Copy out all lines carrying the word "screenshot".

◇ ◇ ◇ ◇

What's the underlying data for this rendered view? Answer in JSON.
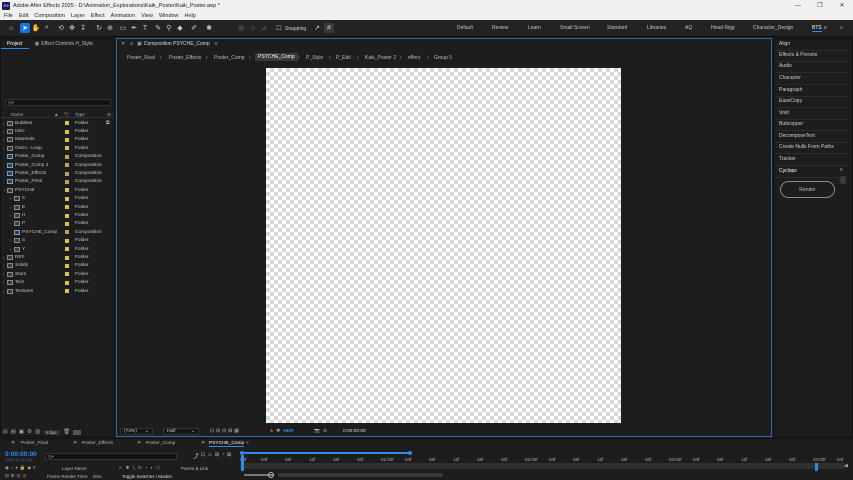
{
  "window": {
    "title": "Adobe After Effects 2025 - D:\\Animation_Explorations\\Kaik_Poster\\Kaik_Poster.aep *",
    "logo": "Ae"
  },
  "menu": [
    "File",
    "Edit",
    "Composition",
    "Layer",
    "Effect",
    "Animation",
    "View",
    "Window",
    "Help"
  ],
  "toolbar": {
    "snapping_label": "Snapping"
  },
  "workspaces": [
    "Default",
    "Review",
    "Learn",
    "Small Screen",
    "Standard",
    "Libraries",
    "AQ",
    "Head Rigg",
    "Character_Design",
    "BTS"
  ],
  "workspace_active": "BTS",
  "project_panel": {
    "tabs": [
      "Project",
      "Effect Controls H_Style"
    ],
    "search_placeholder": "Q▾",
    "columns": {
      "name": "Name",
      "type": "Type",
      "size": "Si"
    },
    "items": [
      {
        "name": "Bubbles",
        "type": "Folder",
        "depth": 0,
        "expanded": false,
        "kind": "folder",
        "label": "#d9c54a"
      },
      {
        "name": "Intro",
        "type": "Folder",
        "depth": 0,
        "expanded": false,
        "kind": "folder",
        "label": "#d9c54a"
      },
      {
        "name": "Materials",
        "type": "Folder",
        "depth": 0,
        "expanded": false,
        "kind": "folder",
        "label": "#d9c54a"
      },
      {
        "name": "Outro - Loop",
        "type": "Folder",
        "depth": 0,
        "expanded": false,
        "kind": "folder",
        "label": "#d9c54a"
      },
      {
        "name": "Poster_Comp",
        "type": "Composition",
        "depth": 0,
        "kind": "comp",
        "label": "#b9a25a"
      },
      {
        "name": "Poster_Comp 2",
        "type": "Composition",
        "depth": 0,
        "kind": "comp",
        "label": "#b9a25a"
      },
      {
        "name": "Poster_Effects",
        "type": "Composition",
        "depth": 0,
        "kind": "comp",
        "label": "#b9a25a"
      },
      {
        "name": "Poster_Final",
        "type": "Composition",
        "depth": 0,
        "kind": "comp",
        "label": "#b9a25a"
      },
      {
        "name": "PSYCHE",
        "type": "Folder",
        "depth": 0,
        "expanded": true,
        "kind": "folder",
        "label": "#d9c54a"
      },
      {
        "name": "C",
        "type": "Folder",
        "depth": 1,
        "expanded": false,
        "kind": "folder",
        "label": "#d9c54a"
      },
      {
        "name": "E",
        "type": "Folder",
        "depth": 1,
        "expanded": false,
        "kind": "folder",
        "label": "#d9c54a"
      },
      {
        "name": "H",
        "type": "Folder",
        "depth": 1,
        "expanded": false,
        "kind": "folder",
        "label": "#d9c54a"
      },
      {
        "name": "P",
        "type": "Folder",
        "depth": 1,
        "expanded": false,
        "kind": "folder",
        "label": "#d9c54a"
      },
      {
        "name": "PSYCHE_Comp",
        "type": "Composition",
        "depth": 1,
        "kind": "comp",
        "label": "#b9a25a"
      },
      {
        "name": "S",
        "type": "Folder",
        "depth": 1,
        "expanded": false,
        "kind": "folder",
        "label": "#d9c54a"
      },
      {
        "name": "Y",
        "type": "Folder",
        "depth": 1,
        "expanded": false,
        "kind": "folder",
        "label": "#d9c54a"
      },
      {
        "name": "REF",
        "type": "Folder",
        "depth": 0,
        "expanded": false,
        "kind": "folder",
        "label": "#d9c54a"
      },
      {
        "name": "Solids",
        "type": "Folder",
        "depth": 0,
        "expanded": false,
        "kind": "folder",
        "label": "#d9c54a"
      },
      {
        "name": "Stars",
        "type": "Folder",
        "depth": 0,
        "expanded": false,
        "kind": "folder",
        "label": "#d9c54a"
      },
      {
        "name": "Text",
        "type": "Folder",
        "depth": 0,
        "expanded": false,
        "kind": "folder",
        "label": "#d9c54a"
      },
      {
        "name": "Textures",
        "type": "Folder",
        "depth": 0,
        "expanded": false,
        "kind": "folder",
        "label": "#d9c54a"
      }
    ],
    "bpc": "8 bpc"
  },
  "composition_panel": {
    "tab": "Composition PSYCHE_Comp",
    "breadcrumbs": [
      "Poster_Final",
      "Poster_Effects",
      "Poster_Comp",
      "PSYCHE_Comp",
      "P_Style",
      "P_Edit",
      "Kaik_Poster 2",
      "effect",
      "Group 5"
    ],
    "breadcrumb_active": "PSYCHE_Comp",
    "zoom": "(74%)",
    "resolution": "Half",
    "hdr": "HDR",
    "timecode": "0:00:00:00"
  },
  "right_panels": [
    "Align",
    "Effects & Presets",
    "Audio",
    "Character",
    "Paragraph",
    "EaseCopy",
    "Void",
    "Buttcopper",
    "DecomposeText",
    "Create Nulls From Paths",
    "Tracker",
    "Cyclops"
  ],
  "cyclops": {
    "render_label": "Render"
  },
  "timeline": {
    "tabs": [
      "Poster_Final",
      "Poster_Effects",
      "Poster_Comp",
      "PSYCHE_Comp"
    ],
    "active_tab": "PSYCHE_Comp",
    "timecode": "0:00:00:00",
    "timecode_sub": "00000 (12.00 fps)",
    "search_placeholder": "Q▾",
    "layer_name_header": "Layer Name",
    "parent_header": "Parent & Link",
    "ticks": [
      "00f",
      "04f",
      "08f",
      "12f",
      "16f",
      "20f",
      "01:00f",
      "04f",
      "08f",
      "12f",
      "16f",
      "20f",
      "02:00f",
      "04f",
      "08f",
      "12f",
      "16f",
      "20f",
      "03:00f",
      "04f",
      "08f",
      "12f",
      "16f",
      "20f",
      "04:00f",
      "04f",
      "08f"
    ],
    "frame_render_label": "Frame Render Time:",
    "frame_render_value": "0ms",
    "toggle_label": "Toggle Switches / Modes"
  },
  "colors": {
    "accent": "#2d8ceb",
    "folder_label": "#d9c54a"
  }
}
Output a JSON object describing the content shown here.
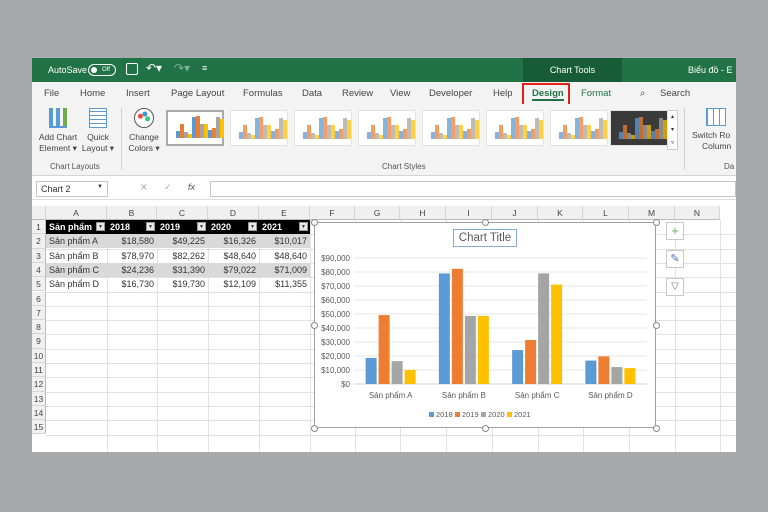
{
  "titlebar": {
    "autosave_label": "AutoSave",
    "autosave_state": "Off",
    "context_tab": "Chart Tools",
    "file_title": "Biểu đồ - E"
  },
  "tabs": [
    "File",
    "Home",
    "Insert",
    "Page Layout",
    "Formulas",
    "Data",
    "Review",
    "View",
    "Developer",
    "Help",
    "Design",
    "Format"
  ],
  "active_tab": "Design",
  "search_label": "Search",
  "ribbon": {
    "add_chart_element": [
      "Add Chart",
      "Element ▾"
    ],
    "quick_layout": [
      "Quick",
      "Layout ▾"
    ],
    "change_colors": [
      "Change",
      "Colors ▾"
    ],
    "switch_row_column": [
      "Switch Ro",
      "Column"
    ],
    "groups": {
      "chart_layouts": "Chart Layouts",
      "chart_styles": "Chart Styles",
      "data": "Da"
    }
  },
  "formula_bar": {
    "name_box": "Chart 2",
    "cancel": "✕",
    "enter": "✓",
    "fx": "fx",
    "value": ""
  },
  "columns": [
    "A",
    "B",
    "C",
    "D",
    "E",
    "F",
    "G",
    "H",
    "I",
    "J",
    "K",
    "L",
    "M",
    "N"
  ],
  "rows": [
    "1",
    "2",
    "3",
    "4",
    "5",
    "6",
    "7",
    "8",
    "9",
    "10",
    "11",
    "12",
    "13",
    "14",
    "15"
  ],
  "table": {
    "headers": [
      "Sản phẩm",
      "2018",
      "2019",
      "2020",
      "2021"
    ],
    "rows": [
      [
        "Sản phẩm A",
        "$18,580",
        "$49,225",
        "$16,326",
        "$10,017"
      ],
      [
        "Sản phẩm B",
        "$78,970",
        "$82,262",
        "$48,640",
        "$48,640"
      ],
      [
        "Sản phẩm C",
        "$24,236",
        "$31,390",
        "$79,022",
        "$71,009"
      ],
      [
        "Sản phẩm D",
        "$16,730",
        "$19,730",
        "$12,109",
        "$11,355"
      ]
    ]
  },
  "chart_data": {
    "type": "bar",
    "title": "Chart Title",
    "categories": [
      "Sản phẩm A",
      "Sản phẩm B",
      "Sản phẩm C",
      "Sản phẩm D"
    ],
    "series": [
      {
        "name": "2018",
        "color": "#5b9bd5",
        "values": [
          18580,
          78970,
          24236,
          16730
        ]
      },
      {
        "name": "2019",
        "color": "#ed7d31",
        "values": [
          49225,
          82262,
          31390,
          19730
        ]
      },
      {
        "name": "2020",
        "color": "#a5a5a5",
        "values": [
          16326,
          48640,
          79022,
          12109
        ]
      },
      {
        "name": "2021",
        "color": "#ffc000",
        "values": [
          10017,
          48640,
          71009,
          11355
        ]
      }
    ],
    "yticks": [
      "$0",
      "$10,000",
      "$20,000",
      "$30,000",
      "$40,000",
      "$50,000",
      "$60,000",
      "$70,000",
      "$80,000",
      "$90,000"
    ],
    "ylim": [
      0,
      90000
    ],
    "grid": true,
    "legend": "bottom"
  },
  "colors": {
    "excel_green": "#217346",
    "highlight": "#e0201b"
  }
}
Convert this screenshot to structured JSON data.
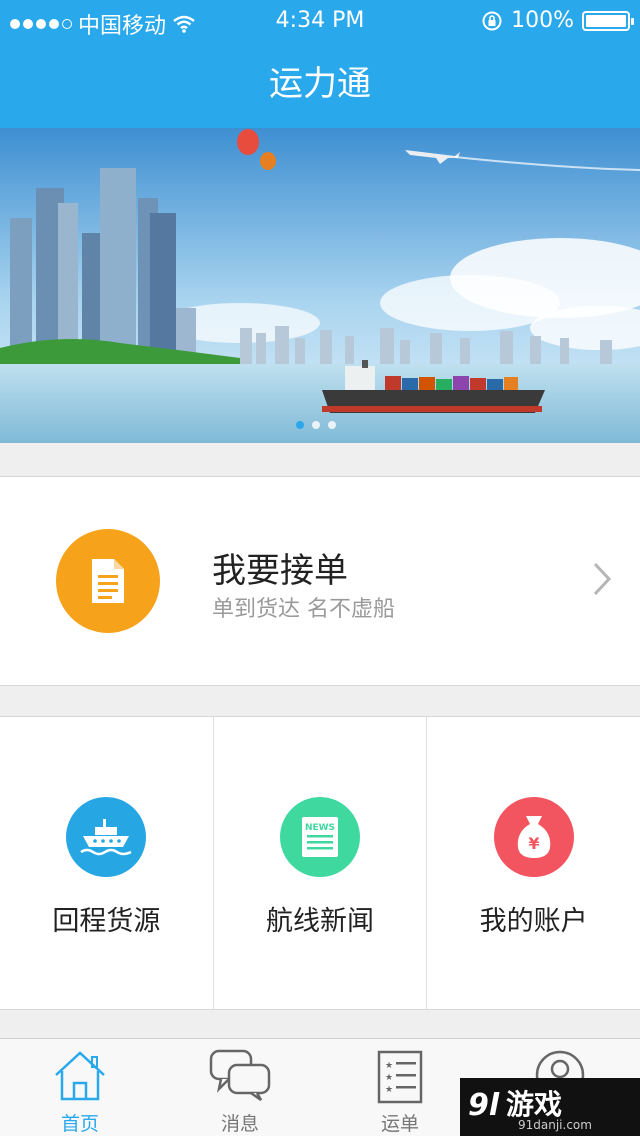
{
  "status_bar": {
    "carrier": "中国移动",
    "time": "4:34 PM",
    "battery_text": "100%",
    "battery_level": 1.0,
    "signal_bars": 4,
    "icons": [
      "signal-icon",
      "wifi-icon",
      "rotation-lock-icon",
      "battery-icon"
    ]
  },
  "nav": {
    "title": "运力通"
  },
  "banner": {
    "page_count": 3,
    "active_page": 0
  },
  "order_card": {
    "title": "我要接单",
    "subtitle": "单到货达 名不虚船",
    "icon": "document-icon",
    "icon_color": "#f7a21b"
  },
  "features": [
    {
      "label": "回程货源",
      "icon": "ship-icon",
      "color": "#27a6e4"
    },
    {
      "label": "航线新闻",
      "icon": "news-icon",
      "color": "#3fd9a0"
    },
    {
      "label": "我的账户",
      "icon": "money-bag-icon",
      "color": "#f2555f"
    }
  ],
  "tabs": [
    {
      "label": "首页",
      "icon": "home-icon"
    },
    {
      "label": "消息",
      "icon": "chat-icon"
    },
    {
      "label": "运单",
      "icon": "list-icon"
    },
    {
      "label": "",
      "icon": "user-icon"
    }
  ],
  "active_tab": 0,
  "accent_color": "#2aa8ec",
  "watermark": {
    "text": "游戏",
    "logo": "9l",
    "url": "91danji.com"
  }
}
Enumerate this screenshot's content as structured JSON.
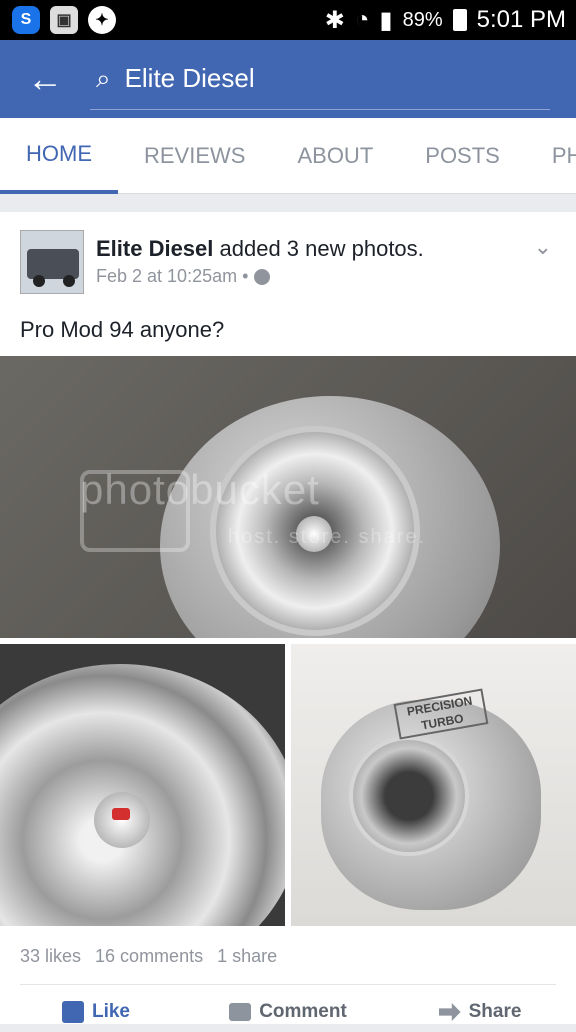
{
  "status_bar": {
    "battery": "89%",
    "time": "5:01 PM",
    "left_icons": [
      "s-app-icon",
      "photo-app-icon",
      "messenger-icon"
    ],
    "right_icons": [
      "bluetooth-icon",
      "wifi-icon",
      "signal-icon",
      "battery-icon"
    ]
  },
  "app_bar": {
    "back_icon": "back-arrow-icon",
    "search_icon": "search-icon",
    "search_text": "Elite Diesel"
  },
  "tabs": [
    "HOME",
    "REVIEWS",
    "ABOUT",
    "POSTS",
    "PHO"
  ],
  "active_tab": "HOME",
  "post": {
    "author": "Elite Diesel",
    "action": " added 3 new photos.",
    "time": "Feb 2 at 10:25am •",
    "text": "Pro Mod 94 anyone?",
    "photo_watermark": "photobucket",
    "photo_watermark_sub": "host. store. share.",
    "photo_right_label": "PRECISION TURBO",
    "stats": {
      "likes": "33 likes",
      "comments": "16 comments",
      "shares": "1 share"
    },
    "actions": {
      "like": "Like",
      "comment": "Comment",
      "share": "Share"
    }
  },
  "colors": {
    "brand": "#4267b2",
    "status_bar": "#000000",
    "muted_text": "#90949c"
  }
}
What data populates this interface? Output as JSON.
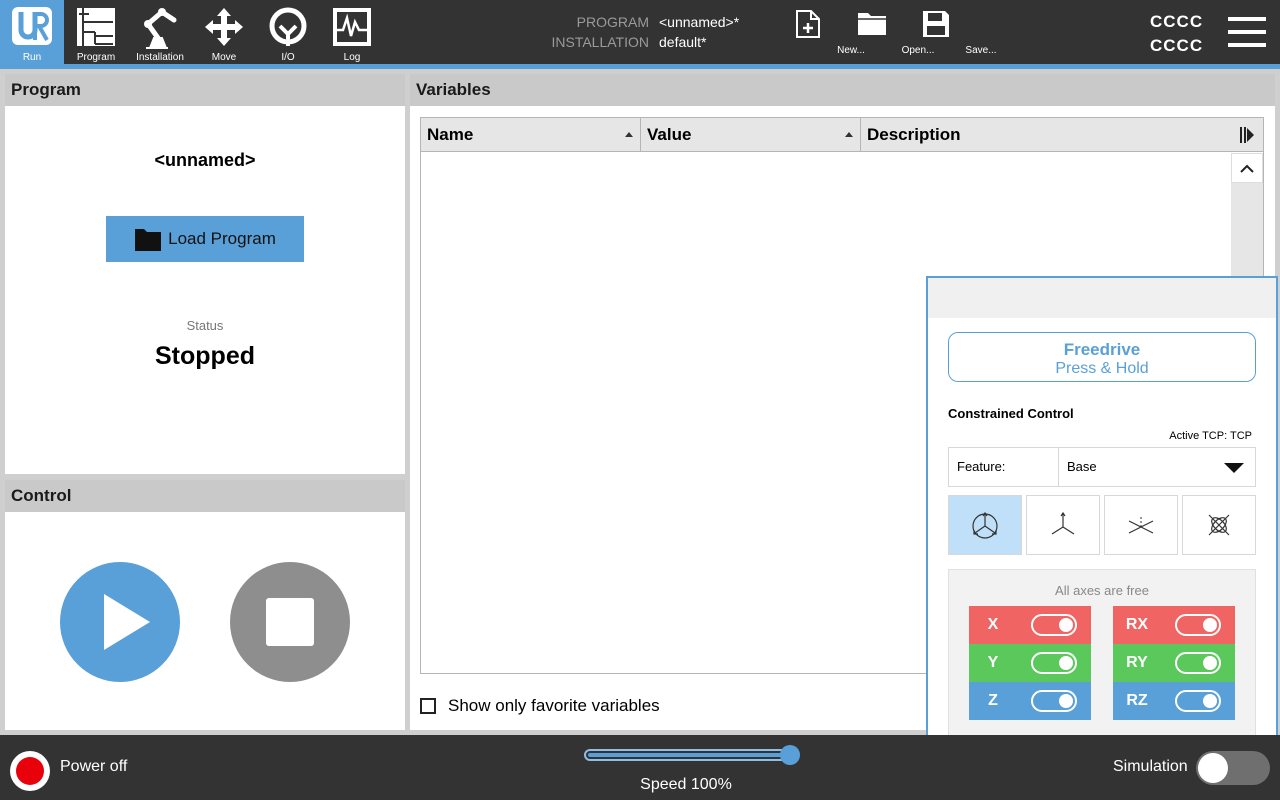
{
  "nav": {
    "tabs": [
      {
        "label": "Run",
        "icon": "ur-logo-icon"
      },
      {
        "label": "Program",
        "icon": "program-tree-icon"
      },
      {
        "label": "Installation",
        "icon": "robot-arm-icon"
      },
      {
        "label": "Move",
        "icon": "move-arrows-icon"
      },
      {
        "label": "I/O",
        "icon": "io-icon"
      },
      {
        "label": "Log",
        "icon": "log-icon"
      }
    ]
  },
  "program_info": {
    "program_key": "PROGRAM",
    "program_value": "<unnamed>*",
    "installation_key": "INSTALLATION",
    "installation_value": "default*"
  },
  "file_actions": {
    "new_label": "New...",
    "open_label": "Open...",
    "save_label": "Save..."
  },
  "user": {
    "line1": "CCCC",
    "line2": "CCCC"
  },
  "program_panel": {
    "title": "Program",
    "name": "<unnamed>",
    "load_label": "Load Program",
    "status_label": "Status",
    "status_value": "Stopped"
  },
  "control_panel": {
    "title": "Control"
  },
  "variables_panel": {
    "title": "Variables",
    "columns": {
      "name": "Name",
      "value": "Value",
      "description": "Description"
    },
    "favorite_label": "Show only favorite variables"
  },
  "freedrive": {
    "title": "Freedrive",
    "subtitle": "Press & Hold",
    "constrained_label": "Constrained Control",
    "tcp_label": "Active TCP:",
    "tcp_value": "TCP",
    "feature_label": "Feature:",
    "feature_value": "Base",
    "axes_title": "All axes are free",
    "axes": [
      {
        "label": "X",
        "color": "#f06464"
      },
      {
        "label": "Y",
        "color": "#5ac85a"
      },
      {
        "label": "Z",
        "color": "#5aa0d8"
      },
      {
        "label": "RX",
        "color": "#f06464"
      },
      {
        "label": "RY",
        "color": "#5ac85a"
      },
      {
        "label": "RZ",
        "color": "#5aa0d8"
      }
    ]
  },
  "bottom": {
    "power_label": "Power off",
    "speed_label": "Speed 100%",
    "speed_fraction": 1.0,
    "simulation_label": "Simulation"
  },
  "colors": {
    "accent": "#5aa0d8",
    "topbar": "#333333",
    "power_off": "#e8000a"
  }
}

◇ ◇ ◇ ◇

*TASK SOLUTION*.
Convert this screenshot to structured JSON data.
Enumerate this screenshot's content as structured JSON.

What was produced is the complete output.